**Directions:**
Copy out each line in the material below that has the word "Precipitation".

[Dataset listings of figures]

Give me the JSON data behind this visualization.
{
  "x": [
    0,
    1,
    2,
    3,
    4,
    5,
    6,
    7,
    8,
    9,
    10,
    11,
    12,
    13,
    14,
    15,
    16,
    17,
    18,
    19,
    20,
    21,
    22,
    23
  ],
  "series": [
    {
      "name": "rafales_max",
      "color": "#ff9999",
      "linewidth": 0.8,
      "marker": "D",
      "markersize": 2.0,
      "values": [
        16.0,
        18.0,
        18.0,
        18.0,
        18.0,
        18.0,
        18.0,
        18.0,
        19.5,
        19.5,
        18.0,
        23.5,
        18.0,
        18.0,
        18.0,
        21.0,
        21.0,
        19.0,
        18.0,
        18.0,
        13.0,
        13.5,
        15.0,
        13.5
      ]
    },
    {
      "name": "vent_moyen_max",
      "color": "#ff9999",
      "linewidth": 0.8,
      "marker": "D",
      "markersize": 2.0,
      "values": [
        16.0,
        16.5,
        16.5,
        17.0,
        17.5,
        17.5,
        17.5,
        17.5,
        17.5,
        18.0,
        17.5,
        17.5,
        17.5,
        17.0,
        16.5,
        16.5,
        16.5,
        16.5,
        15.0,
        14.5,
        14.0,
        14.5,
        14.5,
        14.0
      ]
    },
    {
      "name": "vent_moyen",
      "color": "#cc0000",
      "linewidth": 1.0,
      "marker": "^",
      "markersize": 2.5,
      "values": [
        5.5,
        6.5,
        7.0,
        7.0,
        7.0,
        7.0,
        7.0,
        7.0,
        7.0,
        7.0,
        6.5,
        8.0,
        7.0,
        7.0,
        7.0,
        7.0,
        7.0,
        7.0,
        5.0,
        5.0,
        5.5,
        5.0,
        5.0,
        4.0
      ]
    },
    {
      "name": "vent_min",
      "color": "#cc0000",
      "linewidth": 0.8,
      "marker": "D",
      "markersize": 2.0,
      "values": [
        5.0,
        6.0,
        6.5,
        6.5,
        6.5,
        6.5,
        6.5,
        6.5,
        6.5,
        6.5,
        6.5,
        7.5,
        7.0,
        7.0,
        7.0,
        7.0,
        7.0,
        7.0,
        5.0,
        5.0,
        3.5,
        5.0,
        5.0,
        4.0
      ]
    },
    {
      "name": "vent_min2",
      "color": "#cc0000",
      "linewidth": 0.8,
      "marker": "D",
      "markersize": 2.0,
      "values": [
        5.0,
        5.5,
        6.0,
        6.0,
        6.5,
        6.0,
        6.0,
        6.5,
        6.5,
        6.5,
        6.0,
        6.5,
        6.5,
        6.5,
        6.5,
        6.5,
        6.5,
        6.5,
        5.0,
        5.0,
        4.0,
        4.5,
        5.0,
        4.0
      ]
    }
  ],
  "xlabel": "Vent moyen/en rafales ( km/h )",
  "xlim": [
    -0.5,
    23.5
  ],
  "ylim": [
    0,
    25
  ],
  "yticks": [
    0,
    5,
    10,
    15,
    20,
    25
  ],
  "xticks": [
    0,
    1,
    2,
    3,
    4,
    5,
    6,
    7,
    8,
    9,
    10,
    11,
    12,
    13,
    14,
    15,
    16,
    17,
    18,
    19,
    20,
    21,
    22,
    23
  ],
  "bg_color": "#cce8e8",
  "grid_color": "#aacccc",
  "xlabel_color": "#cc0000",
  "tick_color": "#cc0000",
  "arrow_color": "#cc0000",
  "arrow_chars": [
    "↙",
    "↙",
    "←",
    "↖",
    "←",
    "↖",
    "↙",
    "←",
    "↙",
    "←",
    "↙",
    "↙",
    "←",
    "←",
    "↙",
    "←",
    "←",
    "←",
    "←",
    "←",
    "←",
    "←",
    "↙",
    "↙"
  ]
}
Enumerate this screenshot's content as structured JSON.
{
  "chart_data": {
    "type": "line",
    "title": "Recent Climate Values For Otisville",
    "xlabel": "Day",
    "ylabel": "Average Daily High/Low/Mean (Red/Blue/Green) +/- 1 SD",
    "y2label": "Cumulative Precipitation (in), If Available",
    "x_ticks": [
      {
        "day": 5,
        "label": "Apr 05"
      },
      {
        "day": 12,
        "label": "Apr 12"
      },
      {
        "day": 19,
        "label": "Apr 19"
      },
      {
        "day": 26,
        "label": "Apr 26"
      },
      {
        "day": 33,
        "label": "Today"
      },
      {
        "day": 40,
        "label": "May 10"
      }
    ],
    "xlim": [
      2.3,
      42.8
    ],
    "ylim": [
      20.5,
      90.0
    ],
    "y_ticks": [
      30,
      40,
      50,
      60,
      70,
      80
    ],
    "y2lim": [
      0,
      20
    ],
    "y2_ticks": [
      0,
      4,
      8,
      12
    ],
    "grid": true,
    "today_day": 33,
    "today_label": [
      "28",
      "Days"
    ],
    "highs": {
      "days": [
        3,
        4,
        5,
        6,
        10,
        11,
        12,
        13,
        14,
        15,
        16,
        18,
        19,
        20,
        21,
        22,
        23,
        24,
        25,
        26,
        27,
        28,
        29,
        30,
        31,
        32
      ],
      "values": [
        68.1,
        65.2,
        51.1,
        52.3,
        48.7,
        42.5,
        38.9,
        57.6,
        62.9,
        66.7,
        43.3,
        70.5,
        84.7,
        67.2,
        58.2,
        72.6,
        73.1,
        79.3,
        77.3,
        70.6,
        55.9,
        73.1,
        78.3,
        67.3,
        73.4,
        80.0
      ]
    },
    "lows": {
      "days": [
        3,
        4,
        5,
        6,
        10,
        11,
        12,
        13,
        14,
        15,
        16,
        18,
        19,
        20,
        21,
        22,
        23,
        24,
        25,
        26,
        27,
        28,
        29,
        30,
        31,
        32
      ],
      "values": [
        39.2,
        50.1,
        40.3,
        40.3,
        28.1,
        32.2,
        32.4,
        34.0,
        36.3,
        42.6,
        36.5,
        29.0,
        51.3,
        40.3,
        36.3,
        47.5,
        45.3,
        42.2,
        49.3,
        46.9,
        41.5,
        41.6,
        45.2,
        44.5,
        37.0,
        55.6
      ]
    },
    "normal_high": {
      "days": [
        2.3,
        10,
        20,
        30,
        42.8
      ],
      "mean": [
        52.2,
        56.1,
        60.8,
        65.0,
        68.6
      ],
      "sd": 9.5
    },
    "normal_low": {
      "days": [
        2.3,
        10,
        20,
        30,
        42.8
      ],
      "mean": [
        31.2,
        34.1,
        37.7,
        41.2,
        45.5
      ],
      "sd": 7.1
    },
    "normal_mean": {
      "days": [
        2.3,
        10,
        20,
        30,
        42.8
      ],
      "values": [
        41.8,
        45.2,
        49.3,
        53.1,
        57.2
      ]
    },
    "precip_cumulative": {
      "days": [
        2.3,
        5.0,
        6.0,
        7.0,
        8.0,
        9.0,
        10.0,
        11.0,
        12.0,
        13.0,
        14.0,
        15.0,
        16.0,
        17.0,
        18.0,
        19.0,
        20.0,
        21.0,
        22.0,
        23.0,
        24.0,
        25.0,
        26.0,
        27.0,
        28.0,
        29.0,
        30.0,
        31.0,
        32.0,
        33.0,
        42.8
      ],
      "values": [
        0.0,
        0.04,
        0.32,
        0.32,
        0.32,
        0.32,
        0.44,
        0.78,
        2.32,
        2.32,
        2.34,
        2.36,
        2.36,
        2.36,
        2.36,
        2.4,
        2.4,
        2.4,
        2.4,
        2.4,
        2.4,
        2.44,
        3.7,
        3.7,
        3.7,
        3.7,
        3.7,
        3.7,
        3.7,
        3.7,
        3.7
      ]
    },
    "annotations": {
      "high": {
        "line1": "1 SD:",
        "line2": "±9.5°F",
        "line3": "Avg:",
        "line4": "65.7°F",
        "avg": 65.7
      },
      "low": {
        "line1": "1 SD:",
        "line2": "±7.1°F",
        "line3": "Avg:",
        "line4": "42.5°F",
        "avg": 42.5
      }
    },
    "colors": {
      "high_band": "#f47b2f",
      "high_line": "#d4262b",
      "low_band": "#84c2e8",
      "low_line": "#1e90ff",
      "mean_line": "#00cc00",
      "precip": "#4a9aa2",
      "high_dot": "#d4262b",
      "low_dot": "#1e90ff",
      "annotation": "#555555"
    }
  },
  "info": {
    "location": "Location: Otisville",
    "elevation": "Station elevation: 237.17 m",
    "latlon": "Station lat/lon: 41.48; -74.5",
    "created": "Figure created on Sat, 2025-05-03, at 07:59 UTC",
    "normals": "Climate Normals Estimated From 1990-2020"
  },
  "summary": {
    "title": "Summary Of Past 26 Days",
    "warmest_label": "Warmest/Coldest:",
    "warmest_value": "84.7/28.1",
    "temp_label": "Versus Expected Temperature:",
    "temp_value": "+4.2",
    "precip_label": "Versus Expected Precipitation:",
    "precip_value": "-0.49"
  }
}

**Solution for this exercise:**
    "y2label": "Cumulative Precipitation (in), If Available",
    "precip_label": "Versus Expected Precipitation:",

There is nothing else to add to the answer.